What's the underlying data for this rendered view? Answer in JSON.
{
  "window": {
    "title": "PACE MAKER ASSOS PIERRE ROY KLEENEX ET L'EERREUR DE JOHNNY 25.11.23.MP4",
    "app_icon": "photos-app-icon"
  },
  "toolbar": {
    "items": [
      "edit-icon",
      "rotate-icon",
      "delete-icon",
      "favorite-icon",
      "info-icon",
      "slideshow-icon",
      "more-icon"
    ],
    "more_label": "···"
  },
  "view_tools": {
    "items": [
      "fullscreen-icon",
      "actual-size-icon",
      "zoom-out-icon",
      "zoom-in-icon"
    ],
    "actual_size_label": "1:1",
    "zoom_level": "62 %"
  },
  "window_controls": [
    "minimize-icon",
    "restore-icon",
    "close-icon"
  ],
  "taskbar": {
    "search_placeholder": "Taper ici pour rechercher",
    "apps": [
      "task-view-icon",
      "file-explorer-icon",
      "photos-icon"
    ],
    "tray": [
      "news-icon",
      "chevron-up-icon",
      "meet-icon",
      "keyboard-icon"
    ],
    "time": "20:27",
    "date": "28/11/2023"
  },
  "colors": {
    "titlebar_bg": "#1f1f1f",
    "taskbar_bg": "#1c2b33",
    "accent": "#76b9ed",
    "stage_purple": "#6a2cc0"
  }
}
_ _ _ _ _
SET EXERCISE:
What is the number of lines in the data that hold the word "photos"? Reply with that number and nothing else.

EXPECTED ANSWER:
2